“Setiap bandara punya kisah, setiap bandara punya jiwa, setiap bandara punya sifat dan karakter yang tidak dimiliki bandara lain.”
Jelang akhir tahun 2018, saya kedatangan seorang kawan lama. Dia dengan bangga memberikan saya buku berjudul Manusia Bandara. Buku yang dia tulis selama lebih kurang tiga tahun itu akhirnya terbit, dan saya benar-benar senang sebab merasa punya andil di sana, meski hanya sebatas “tukang ngomporin.”
Dizzman, adalah nama pena kawan itu. Saya dan dia sekelas sewaktu masih di sekolah dasar di daerah Kebon Jeruk, Jakarta Barat. Waktu kecil, saya dan semua teman menjulukinya Profesor, sebab penampilannya yang cupu dan geek. Sampai hari inipun kadang saya lebih nyaman memanggil dia Prof ketimbang nama aslinya (sebetulnya, saya juga lupa sih nama asli dia siapa, haha …) – Dia nggak pernah keberatan dipanggil begitu. Nggak peduli, tepatnya.
Selepas SD, saya baru ketemu dia lagi sekitar tahun 2009 lewat Facebook. Dari beberapa reuni, saya kemudian tahu dia meneruskan kuliah di Bandung dan Yogyakarta, lantas bekerja di Pemda, dan kemudian pindah lalu bertugas di Kementrian PUPR sampai hari ini. Pekerjaan membuat dia harus sering-sering pergi ke daerah, bahkan mungkin sekitar dua kali seminggu harus menyambangi pulau-pulau di luar Jawa. Begitu seringnya dia terbang ke sana kemari membuatnya terbiasa dengan bandara. Bisa dibilang, bandara sudah mirip rumah kedua baginya. Tak heran, rekan-rekan kerjanya menjuluki dia sebagai Manusia Bandara.
Total, ada 53 bandara dalam negeri dan 38 bandara luar negeri yang pernah Dizzman singgahi. Tidak hanya bandara besar dan modern seperti Changi, tapi dia juga pernah mampir di Wamena yang bandaranya terbuat dari kayu dan berjendela kawat ayam. Dia pernah panik ketika terjebak di bandara Ataturk Turki saat kudeta tahun 2016 berlangsung, dan tidak ada penerbangan yang bisa membawanya keluar dari negara yang sedang kacau saat itu. Dia juga pernah mati gaya di bandara ketika harus menunggu pesawat delay selama hampir 20 jam.
Pengalaman-pengalaman menarik inilah yang dituangkan Dizzman dalam bukunya Manusia Bandara. Buku setebal hampir 140 halaman ini ditulis dengan gaya santai, sedikit humor di sana-sini, mirip dengan artikel ringan sebuah blog. Meski ringan, banyak hal baru yang bisa dijadikan referensi bila hendak mengunjungi bandara-bandara tertentu, sebab – seperti yang dikatakan Dizzman – setiap bandara punya kisah, setiap bandara punya jiwa, setiap bandara punya sifat dan karakter yang tidak dimiliki bandara lain.

> BAGIAN DATA
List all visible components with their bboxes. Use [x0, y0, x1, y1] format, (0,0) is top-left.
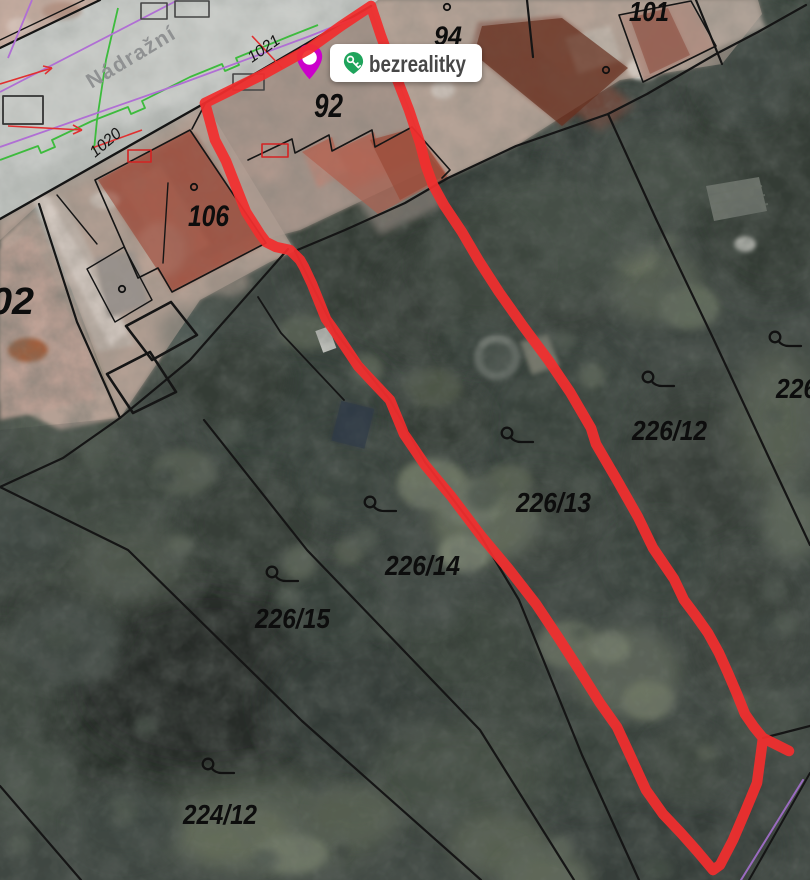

> INSTRUKSI 1
Tulis ulang bagian ulasan buku Manusia Bandara antara "Dizzman, adalah nama" dan "Nggak peduli, tepatnya.", termasuk keduanya, dengan mengganti "Profesor" menjadi "Doktor".
> INSTRUKSI 2
Sebutkan semua julukan atau panggilan untuk Dizzman yang disebut dalam ulasan buku Manusia Bandara.
> INSTRUKSI 3
Lanjutkan ulasan buku Manusia Bandara mulai dari kalimat terakhirnya.

> KELUARAN YANG DIHARAPKAN 1
Dizzman, adalah nama pena kawan itu. Saya dan dia sekelas sewaktu masih di sekolah dasar di daerah Kebon Jeruk, Jakarta Barat. Waktu kecil, saya dan semua teman menjulukinya Doktor, sebab penampilannya yang cupu dan geek. Sampai hari inipun kadang saya lebih nyaman memanggil dia Prof ketimbang nama aslinya (sebetulnya, saya juga lupa sih nama asli dia siapa, haha …) – Dia nggak pernah keberatan dipanggil begitu. Nggak peduli, tepatnya.

> KELUARAN YANG DIHARAPKAN 2
Profesor, Prof, Manusia Bandara

> KELUARAN YANG DIHARAPKAN 3
Ketika Dizzman membawa gagasan itu ke saya tiga tahun lalu, saya langsung tertarik. Kebanyakan orang yang sering pergi ke banyak tempat, entah itu liburan atau biztrip, menceritakan mengenai tempat-tempat yang dia kunjungi. Namun, Dizzman justru memilih bercerita tentang bandara. Buatnya, bandara jauh lebih menarik daripada tempat-tempat wisata. Selain itu, berdasar riset kami, belum pernah ada yang menulis khusus tentang bandara dari sudut pandang penumpang.
Seperti saya bilang sebelumnya, bandara menjadi rumah kedua bagi Dizzman. Sementara bagi sebagian orang, bandara hanya sekadar tempat kedatangan, keberangkatan, atau transit, bagi kawan saya, bandara memiliki banyak cerita. Mulai dari cerita mengharukan, atau yang membikin jengkel, hingga yang berkesan dalam. Dia bahkan bisa membagi-bagi orang-orang yang datang ke bandara ke dalam beberapa kategori, misalnya Manusia Kardus, Manusia Etalase, Manusia Pelakor – dan kategori-kategori ini dia susun berdasar sikap dan perilaku orang-orang selama mereka berada di sebuah bandara.
Dan, tahukan kamu kenapa sebaiknya kita enggak mengambil seat nomor 26A jika menggunakan pesawat milik maskapai Garuda? Juga tahukah kamu bahwa ada sayuran tertentu yang bisa membikin pemindai di bandara berbunyi nyaring sehingga kamu terpaksa harus diperiksa ketat? Dizzman tahu persis di bandara mana yang bagian imigrasinya paling kepo, juga di bandara mana yang sebaiknya penumpang nggak membawa tongsis ke kabin, atau bandara mana yang parkiran pesawatnya mirip parkiran motor sehingga kemungkinan delay penerbangan tinggi.
Kamu bisa temukan semua kisahnya dalam buku Manusia Bandara ini. Tulisan-tulisan renyah Dizzman, yang juga penulis aktif di Kompasiana, membawa kita seolah berkunjung ke hampir semua bandara di seluruh Indonesia, dari Sabang sampai Merauke, dari Pulau Nunukan hingga Pulau Rote, juga negara-negara Asia seperti India, Jepang, Qatar, Turki, Maldives dan lain sebagainya.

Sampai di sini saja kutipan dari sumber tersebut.